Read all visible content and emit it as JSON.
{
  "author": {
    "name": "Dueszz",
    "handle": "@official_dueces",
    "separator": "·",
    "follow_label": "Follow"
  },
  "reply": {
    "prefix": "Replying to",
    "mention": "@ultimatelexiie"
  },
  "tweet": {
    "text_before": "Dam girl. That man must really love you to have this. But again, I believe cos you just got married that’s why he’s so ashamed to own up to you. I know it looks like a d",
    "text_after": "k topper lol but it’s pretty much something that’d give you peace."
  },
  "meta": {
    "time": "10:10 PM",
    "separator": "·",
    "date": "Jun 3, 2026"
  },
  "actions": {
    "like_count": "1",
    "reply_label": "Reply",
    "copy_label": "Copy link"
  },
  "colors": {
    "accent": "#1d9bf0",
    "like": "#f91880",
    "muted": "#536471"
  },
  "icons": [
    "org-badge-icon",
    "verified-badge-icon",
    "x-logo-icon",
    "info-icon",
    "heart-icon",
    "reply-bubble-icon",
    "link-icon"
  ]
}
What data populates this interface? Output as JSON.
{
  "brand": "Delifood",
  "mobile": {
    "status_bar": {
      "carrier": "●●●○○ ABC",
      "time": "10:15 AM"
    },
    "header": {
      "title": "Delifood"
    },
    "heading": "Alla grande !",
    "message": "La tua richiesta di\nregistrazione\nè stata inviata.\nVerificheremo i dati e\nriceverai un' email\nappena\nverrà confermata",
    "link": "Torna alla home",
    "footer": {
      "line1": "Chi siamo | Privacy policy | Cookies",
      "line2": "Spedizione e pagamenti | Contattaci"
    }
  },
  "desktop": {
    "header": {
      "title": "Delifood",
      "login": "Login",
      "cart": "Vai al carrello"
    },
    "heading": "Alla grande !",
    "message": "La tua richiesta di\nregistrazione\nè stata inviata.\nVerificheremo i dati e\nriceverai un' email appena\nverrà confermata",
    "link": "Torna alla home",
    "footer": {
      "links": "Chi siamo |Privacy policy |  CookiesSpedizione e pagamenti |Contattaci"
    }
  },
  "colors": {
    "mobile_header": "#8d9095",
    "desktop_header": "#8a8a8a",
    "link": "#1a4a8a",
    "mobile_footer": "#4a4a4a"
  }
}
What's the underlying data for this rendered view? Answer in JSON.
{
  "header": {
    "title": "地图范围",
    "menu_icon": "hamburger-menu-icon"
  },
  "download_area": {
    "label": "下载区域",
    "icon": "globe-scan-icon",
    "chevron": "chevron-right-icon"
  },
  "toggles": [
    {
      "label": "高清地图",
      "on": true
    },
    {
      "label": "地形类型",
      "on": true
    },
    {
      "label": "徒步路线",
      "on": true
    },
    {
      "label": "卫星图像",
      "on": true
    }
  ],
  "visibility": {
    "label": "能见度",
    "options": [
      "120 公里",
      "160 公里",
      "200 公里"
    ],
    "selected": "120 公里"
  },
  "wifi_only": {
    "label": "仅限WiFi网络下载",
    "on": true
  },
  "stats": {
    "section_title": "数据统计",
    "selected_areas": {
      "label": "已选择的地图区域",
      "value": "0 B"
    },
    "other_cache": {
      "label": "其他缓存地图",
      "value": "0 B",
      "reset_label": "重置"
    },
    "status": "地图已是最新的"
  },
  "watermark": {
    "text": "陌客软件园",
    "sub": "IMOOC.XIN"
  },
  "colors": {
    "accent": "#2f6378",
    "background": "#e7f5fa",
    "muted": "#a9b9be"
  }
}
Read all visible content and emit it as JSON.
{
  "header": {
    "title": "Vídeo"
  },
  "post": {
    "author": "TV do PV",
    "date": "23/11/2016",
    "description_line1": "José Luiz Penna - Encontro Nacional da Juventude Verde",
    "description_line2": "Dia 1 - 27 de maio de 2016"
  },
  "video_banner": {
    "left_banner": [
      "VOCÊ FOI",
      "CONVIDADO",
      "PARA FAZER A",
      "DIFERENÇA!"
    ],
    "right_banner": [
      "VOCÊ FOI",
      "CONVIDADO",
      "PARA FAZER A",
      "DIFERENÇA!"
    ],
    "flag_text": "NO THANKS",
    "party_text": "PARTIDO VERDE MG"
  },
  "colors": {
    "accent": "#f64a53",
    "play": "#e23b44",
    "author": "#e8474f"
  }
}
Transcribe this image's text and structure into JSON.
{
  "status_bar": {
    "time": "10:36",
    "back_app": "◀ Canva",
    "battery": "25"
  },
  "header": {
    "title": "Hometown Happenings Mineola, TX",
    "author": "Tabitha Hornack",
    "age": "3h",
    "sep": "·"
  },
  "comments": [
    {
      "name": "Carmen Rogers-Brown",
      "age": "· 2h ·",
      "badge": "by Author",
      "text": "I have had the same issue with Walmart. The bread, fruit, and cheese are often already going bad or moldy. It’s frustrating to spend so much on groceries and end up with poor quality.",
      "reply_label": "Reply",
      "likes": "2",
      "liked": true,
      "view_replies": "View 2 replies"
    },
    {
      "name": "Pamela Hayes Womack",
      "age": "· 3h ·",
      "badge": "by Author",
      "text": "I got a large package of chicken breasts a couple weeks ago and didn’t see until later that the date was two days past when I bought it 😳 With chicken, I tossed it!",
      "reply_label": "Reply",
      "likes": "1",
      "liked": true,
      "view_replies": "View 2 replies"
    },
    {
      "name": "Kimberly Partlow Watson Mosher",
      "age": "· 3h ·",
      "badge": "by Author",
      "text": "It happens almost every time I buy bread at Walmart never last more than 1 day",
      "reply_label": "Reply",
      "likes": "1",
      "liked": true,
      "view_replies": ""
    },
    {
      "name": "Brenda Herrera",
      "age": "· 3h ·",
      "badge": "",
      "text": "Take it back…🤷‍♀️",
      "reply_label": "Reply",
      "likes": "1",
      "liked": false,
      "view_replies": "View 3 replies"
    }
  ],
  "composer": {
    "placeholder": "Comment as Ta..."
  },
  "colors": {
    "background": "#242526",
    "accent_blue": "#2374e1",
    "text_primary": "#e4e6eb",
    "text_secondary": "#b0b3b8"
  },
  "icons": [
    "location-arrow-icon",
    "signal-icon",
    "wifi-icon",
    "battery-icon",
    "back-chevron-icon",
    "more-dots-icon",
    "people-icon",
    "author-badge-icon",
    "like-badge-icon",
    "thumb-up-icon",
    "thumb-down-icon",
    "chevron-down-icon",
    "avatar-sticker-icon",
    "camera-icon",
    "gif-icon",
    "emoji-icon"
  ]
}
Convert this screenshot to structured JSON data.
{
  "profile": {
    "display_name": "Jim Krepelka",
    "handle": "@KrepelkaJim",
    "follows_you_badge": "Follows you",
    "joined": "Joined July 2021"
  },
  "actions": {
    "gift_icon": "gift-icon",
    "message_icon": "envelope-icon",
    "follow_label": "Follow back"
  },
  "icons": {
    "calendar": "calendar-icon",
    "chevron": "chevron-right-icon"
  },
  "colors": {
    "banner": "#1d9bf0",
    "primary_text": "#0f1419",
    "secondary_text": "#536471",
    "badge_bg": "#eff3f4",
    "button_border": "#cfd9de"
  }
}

_Problem details_: Write down the full listing again, exactly.

_Complete output_:
Read all visible content and emit it as JSON.
{
  "author": {
    "name": "Dueszz",
    "handle": "@official_dueces",
    "separator": "·",
    "follow_label": "Follow"
  },
  "reply": {
    "prefix": "Replying to",
    "mention": "@ultimatelexiie"
  },
  "tweet": {
    "text_before": "Dam girl. That man must really love you to have this. But again, I believe cos you just got married that’s why he’s so ashamed to own up to you. I know it looks like a d",
    "text_after": "k topper lol but it’s pretty much something that’d give you peace."
  },
  "meta": {
    "time": "10:10 PM",
    "separator": "·",
    "date": "Jun 3, 2026"
  },
  "actions": {
    "like_count": "1",
    "reply_label": "Reply",
    "copy_label": "Copy link"
  },
  "colors": {
    "accent": "#1d9bf0",
    "like": "#f91880",
    "muted": "#536471"
  },
  "icons": [
    "org-badge-icon",
    "verified-badge-icon",
    "x-logo-icon",
    "info-icon",
    "heart-icon",
    "reply-bubble-icon",
    "link-icon"
  ]
}
What data populates this interface? Output as JSON.
{
  "brand": "Delifood",
  "mobile": {
    "status_bar": {
      "carrier": "●●●○○ ABC",
      "time": "10:15 AM"
    },
    "header": {
      "title": "Delifood"
    },
    "heading": "Alla grande !",
    "message": "La tua richiesta di\nregistrazione\nè stata inviata.\nVerificheremo i dati e\nriceverai un' email\nappena\nverrà confermata",
    "link": "Torna alla home",
    "footer": {
      "line1": "Chi siamo | Privacy policy | Cookies",
      "line2": "Spedizione e pagamenti | Contattaci"
    }
  },
  "desktop": {
    "header": {
      "title": "Delifood",
      "login": "Login",
      "cart": "Vai al carrello"
    },
    "heading": "Alla grande !",
    "message": "La tua richiesta di\nregistrazione\nè stata inviata.\nVerificheremo i dati e\nriceverai un' email appena\nverrà confermata",
    "link": "Torna alla home",
    "footer": {
      "links": "Chi siamo |Privacy policy |  CookiesSpedizione e pagamenti |Contattaci"
    }
  },
  "colors": {
    "mobile_header": "#8d9095",
    "desktop_header": "#8a8a8a",
    "link": "#1a4a8a",
    "mobile_footer": "#4a4a4a"
  }
}
What's the underlying data for this rendered view? Answer in JSON.
{
  "header": {
    "title": "地图范围",
    "menu_icon": "hamburger-menu-icon"
  },
  "download_area": {
    "label": "下载区域",
    "icon": "globe-scan-icon",
    "chevron": "chevron-right-icon"
  },
  "toggles": [
    {
      "label": "高清地图",
      "on": true
    },
    {
      "label": "地形类型",
      "on": true
    },
    {
      "label": "徒步路线",
      "on": true
    },
    {
      "label": "卫星图像",
      "on": true
    }
  ],
  "visibility": {
    "label": "能见度",
    "options": [
      "120 公里",
      "160 公里",
      "200 公里"
    ],
    "selected": "120 公里"
  },
  "wifi_only": {
    "label": "仅限WiFi网络下载",
    "on": true
  },
  "stats": {
    "section_title": "数据统计",
    "selected_areas": {
      "label": "已选择的地图区域",
      "value": "0 B"
    },
    "other_cache": {
      "label": "其他缓存地图",
      "value": "0 B",
      "reset_label": "重置"
    },
    "status": "地图已是最新的"
  },
  "watermark": {
    "text": "陌客软件园",
    "sub": "IMOOC.XIN"
  },
  "colors": {
    "accent": "#2f6378",
    "background": "#e7f5fa",
    "muted": "#a9b9be"
  }
}
Read all visible content and emit it as JSON.
{
  "header": {
    "title": "Vídeo"
  },
  "post": {
    "author": "TV do PV",
    "date": "23/11/2016",
    "description_line1": "José Luiz Penna - Encontro Nacional da Juventude Verde",
    "description_line2": "Dia 1 - 27 de maio de 2016"
  },
  "video_banner": {
    "left_banner": [
      "VOCÊ FOI",
      "CONVIDADO",
      "PARA FAZER A",
      "DIFERENÇA!"
    ],
    "right_banner": [
      "VOCÊ FOI",
      "CONVIDADO",
      "PARA FAZER A",
      "DIFERENÇA!"
    ],
    "flag_text": "NO THANKS",
    "party_text": "PARTIDO VERDE MG"
  },
  "colors": {
    "accent": "#f64a53",
    "play": "#e23b44",
    "author": "#e8474f"
  }
}
Transcribe this image's text and structure into JSON.
{
  "status_bar": {
    "time": "10:36",
    "back_app": "◀ Canva",
    "battery": "25"
  },
  "header": {
    "title": "Hometown Happenings Mineola, TX",
    "author": "Tabitha Hornack",
    "age": "3h",
    "sep": "·"
  },
  "comments": [
    {
      "name": "Carmen Rogers-Brown",
      "age": "· 2h ·",
      "badge": "by Author",
      "text": "I have had the same issue with Walmart. The bread, fruit, and cheese are often already going bad or moldy. It’s frustrating to spend so much on groceries and end up with poor quality.",
      "reply_label": "Reply",
      "likes": "2",
      "liked": true,
      "view_replies": "View 2 replies"
    },
    {
      "name": "Pamela Hayes Womack",
      "age": "· 3h ·",
      "badge": "by Author",
      "text": "I got a large package of chicken breasts a couple weeks ago and didn’t see until later that the date was two days past when I bought it 😳 With chicken, I tossed it!",
      "reply_label": "Reply",
      "likes": "1",
      "liked": true,
      "view_replies": "View 2 replies"
    },
    {
      "name": "Kimberly Partlow Watson Mosher",
      "age": "· 3h ·",
      "badge": "by Author",
      "text": "It happens almost every time I buy bread at Walmart never last more than 1 day",
      "reply_label": "Reply",
      "likes": "1",
      "liked": true,
      "view_replies": ""
    },
    {
      "name": "Brenda Herrera",
      "age": "· 3h ·",
      "badge": "",
      "text": "Take it back…🤷‍♀️",
      "reply_label": "Reply",
      "likes": "1",
      "liked": false,
      "view_replies": "View 3 replies"
    }
  ],
  "composer": {
    "placeholder": "Comment as Ta..."
  },
  "colors": {
    "background": "#242526",
    "accent_blue": "#2374e1",
    "text_primary": "#e4e6eb",
    "text_secondary": "#b0b3b8"
  },
  "icons": [
    "location-arrow-icon",
    "signal-icon",
    "wifi-icon",
    "battery-icon",
    "back-chevron-icon",
    "more-dots-icon",
    "people-icon",
    "author-badge-icon",
    "like-badge-icon",
    "thumb-up-icon",
    "thumb-down-icon",
    "chevron-down-icon",
    "avatar-sticker-icon",
    "camera-icon",
    "gif-icon",
    "emoji-icon"
  ]
}
Convert this screenshot to structured JSON data.
{
  "profile": {
    "display_name": "Jim Krepelka",
    "handle": "@KrepelkaJim",
    "follows_you_badge": "Follows you",
    "joined": "Joined July 2021"
  },
  "actions": {
    "gift_icon": "gift-icon",
    "message_icon": "envelope-icon",
    "follow_label": "Follow back"
  },
  "icons": {
    "calendar": "calendar-icon",
    "chevron": "chevron-right-icon"
  },
  "colors": {
    "banner": "#1d9bf0",
    "primary_text": "#0f1419",
    "secondary_text": "#536471",
    "badge_bg": "#eff3f4",
    "button_border": "#cfd9de"
  }
}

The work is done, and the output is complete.